WHAT THE TASK REQUIRES = Scan the records below for lines with the word "Xiaoming", then state how many you find and nothing else.

Entries from a dataset
_____

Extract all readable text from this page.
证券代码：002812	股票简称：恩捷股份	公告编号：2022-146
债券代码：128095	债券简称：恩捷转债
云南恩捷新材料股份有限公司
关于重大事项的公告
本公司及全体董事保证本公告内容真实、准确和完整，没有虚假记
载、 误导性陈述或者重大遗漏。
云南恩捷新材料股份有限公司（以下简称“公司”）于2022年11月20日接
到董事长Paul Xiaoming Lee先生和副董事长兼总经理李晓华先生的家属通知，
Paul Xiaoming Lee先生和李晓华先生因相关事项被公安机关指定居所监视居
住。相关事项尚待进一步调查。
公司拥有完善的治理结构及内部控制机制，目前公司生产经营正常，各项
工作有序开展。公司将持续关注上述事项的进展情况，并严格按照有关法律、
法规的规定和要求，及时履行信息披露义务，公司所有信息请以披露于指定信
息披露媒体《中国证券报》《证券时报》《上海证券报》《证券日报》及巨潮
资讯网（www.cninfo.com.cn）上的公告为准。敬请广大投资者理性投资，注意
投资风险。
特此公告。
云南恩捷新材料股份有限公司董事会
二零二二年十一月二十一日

_____

EXPECTED ANSWER = 2